* _Supplied material_
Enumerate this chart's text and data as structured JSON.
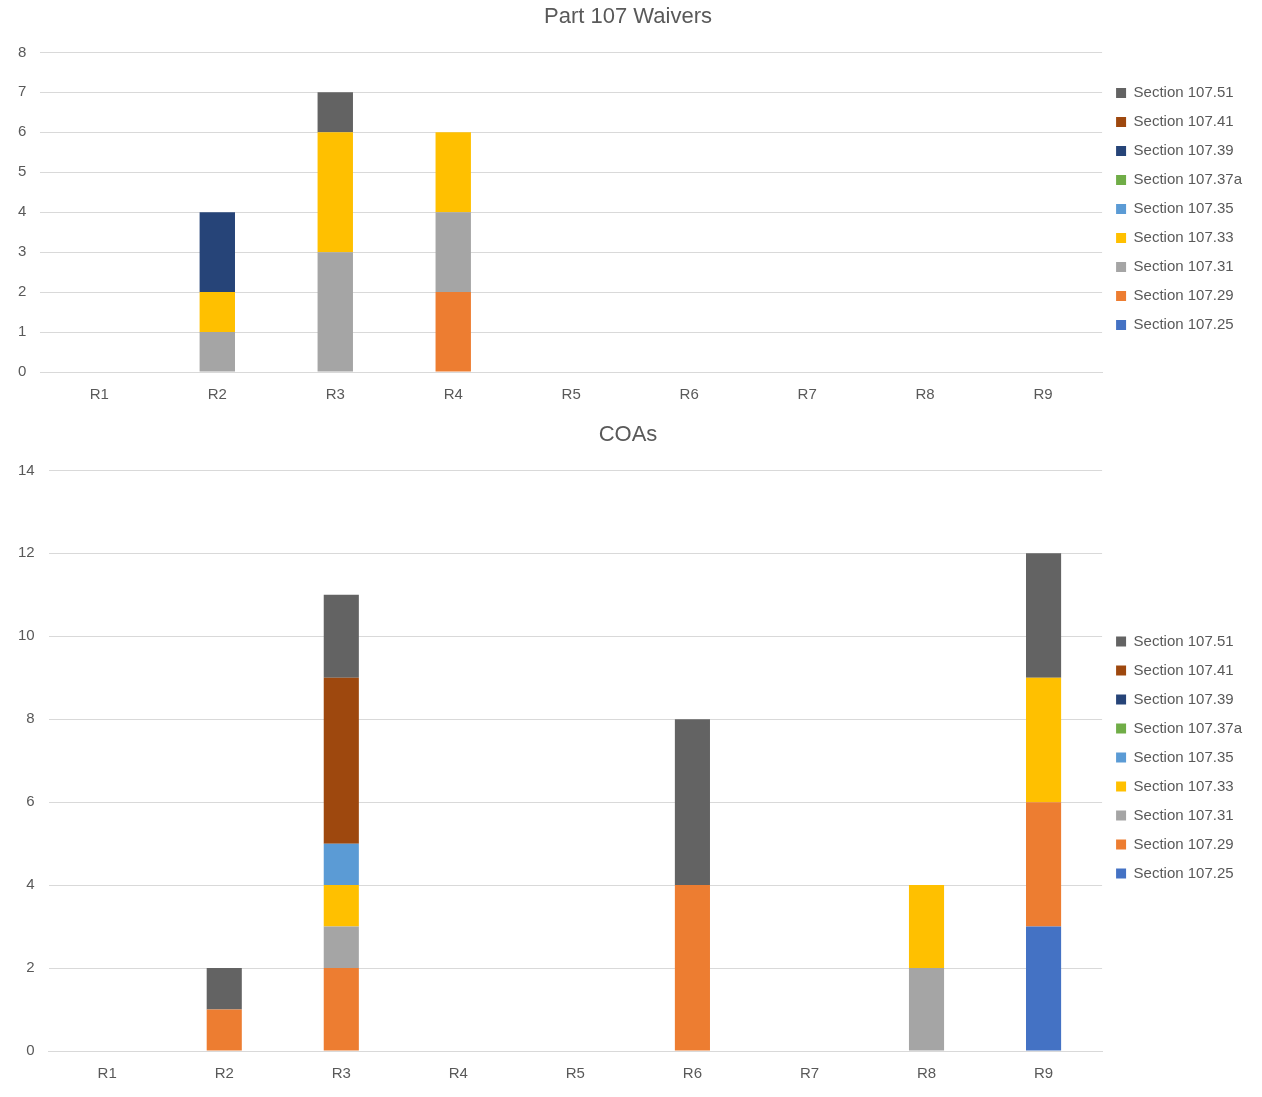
{
  "chart_data": [
    {
      "type": "bar",
      "title": "Part 107 Waivers",
      "categories": [
        "R1",
        "R2",
        "R3",
        "R4",
        "R5",
        "R6",
        "R7",
        "R8",
        "R9"
      ],
      "stacked": true,
      "grid": "y",
      "legend": "right",
      "ylim": [
        0,
        8
      ],
      "yticks": [
        0,
        1,
        2,
        3,
        4,
        5,
        6,
        7,
        8
      ],
      "series": [
        {
          "name": "Section 107.25",
          "color": "#4472c4",
          "values": [
            0,
            0,
            0,
            0,
            0,
            0,
            0,
            0,
            0
          ]
        },
        {
          "name": "Section 107.29",
          "color": "#ed7d31",
          "values": [
            0,
            0,
            0,
            2,
            0,
            0,
            0,
            0,
            0
          ]
        },
        {
          "name": "Section 107.31",
          "color": "#a5a5a5",
          "values": [
            0,
            1,
            3,
            2,
            0,
            0,
            0,
            0,
            0
          ]
        },
        {
          "name": "Section 107.33",
          "color": "#ffc000",
          "values": [
            0,
            1,
            3,
            2,
            0,
            0,
            0,
            0,
            0
          ]
        },
        {
          "name": "Section 107.35",
          "color": "#5b9bd5",
          "values": [
            0,
            0,
            0,
            0,
            0,
            0,
            0,
            0,
            0
          ]
        },
        {
          "name": "Section 107.37a",
          "color": "#70ad47",
          "values": [
            0,
            0,
            0,
            0,
            0,
            0,
            0,
            0,
            0
          ]
        },
        {
          "name": "Section 107.39",
          "color": "#264478",
          "values": [
            0,
            2,
            0,
            0,
            0,
            0,
            0,
            0,
            0
          ]
        },
        {
          "name": "Section 107.41",
          "color": "#9e480e",
          "values": [
            0,
            0,
            0,
            0,
            0,
            0,
            0,
            0,
            0
          ]
        },
        {
          "name": "Section 107.51",
          "color": "#636363",
          "values": [
            0,
            0,
            1,
            0,
            0,
            0,
            0,
            0,
            0
          ]
        }
      ]
    },
    {
      "type": "bar",
      "title": "COAs",
      "categories": [
        "R1",
        "R2",
        "R3",
        "R4",
        "R5",
        "R6",
        "R7",
        "R8",
        "R9"
      ],
      "stacked": true,
      "grid": "y",
      "legend": "right",
      "ylim": [
        0,
        14
      ],
      "yticks": [
        0,
        2,
        4,
        6,
        8,
        10,
        12,
        14
      ],
      "series": [
        {
          "name": "Section 107.25",
          "color": "#4472c4",
          "values": [
            0,
            0,
            0,
            0,
            0,
            0,
            0,
            0,
            3
          ]
        },
        {
          "name": "Section 107.29",
          "color": "#ed7d31",
          "values": [
            0,
            1,
            2,
            0,
            0,
            4,
            0,
            0,
            3
          ]
        },
        {
          "name": "Section 107.31",
          "color": "#a5a5a5",
          "values": [
            0,
            0,
            1,
            0,
            0,
            0,
            0,
            2,
            0
          ]
        },
        {
          "name": "Section 107.33",
          "color": "#ffc000",
          "values": [
            0,
            0,
            1,
            0,
            0,
            0,
            0,
            2,
            3
          ]
        },
        {
          "name": "Section 107.35",
          "color": "#5b9bd5",
          "values": [
            0,
            0,
            1,
            0,
            0,
            0,
            0,
            0,
            0
          ]
        },
        {
          "name": "Section 107.37a",
          "color": "#70ad47",
          "values": [
            0,
            0,
            0,
            0,
            0,
            0,
            0,
            0,
            0
          ]
        },
        {
          "name": "Section 107.39",
          "color": "#264478",
          "values": [
            0,
            0,
            0,
            0,
            0,
            0,
            0,
            0,
            0
          ]
        },
        {
          "name": "Section 107.41",
          "color": "#9e480e",
          "values": [
            0,
            0,
            4,
            0,
            0,
            0,
            0,
            0,
            0
          ]
        },
        {
          "name": "Section 107.51",
          "color": "#636363",
          "values": [
            0,
            1,
            2,
            0,
            0,
            4,
            0,
            0,
            3
          ]
        }
      ]
    }
  ]
}
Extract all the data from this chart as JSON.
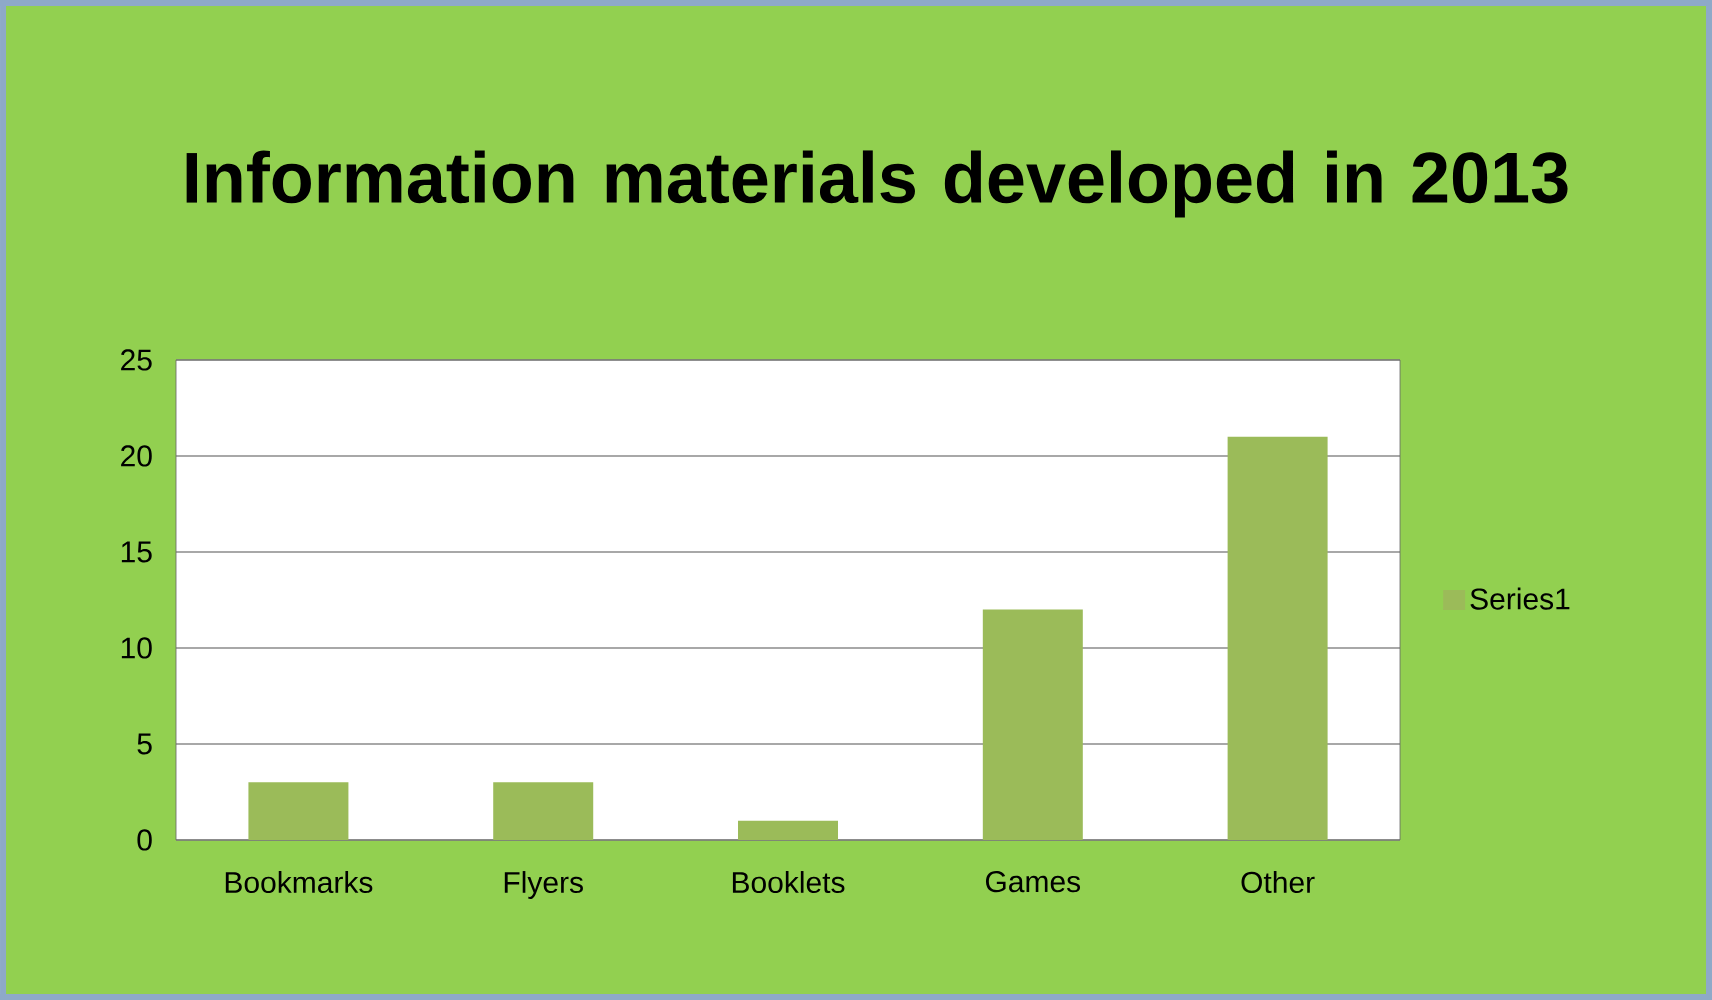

* _Task instructions_
Go through the listing above and write it all out exactly, leaving out any picture.

* _The reply_
Enumerate this chart's text and data as structured JSON.
{
  "chart_data": [
    {
      "type": "bar",
      "title": "Part 107 Waivers",
      "categories": [
        "R1",
        "R2",
        "R3",
        "R4",
        "R5",
        "R6",
        "R7",
        "R8",
        "R9"
      ],
      "stacked": true,
      "grid": "y",
      "legend": "right",
      "ylim": [
        0,
        8
      ],
      "yticks": [
        0,
        1,
        2,
        3,
        4,
        5,
        6,
        7,
        8
      ],
      "series": [
        {
          "name": "Section 107.25",
          "color": "#4472c4",
          "values": [
            0,
            0,
            0,
            0,
            0,
            0,
            0,
            0,
            0
          ]
        },
        {
          "name": "Section 107.29",
          "color": "#ed7d31",
          "values": [
            0,
            0,
            0,
            2,
            0,
            0,
            0,
            0,
            0
          ]
        },
        {
          "name": "Section 107.31",
          "color": "#a5a5a5",
          "values": [
            0,
            1,
            3,
            2,
            0,
            0,
            0,
            0,
            0
          ]
        },
        {
          "name": "Section 107.33",
          "color": "#ffc000",
          "values": [
            0,
            1,
            3,
            2,
            0,
            0,
            0,
            0,
            0
          ]
        },
        {
          "name": "Section 107.35",
          "color": "#5b9bd5",
          "values": [
            0,
            0,
            0,
            0,
            0,
            0,
            0,
            0,
            0
          ]
        },
        {
          "name": "Section 107.37a",
          "color": "#70ad47",
          "values": [
            0,
            0,
            0,
            0,
            0,
            0,
            0,
            0,
            0
          ]
        },
        {
          "name": "Section 107.39",
          "color": "#264478",
          "values": [
            0,
            2,
            0,
            0,
            0,
            0,
            0,
            0,
            0
          ]
        },
        {
          "name": "Section 107.41",
          "color": "#9e480e",
          "values": [
            0,
            0,
            0,
            0,
            0,
            0,
            0,
            0,
            0
          ]
        },
        {
          "name": "Section 107.51",
          "color": "#636363",
          "values": [
            0,
            0,
            1,
            0,
            0,
            0,
            0,
            0,
            0
          ]
        }
      ]
    },
    {
      "type": "bar",
      "title": "COAs",
      "categories": [
        "R1",
        "R2",
        "R3",
        "R4",
        "R5",
        "R6",
        "R7",
        "R8",
        "R9"
      ],
      "stacked": true,
      "grid": "y",
      "legend": "right",
      "ylim": [
        0,
        14
      ],
      "yticks": [
        0,
        2,
        4,
        6,
        8,
        10,
        12,
        14
      ],
      "series": [
        {
          "name": "Section 107.25",
          "color": "#4472c4",
          "values": [
            0,
            0,
            0,
            0,
            0,
            0,
            0,
            0,
            3
          ]
        },
        {
          "name": "Section 107.29",
          "color": "#ed7d31",
          "values": [
            0,
            1,
            2,
            0,
            0,
            4,
            0,
            0,
            3
          ]
        },
        {
          "name": "Section 107.31",
          "color": "#a5a5a5",
          "values": [
            0,
            0,
            1,
            0,
            0,
            0,
            0,
            2,
            0
          ]
        },
        {
          "name": "Section 107.33",
          "color": "#ffc000",
          "values": [
            0,
            0,
            1,
            0,
            0,
            0,
            0,
            2,
            3
          ]
        },
        {
          "name": "Section 107.35",
          "color": "#5b9bd5",
          "values": [
            0,
            0,
            1,
            0,
            0,
            0,
            0,
            0,
            0
          ]
        },
        {
          "name": "Section 107.37a",
          "color": "#70ad47",
          "values": [
            0,
            0,
            0,
            0,
            0,
            0,
            0,
            0,
            0
          ]
        },
        {
          "name": "Section 107.39",
          "color": "#264478",
          "values": [
            0,
            0,
            0,
            0,
            0,
            0,
            0,
            0,
            0
          ]
        },
        {
          "name": "Section 107.41",
          "color": "#9e480e",
          "values": [
            0,
            0,
            4,
            0,
            0,
            0,
            0,
            0,
            0
          ]
        },
        {
          "name": "Section 107.51",
          "color": "#636363",
          "values": [
            0,
            1,
            2,
            0,
            0,
            4,
            0,
            0,
            3
          ]
        }
      ]
    }
  ]
}
Extract all the data from this chart as JSON.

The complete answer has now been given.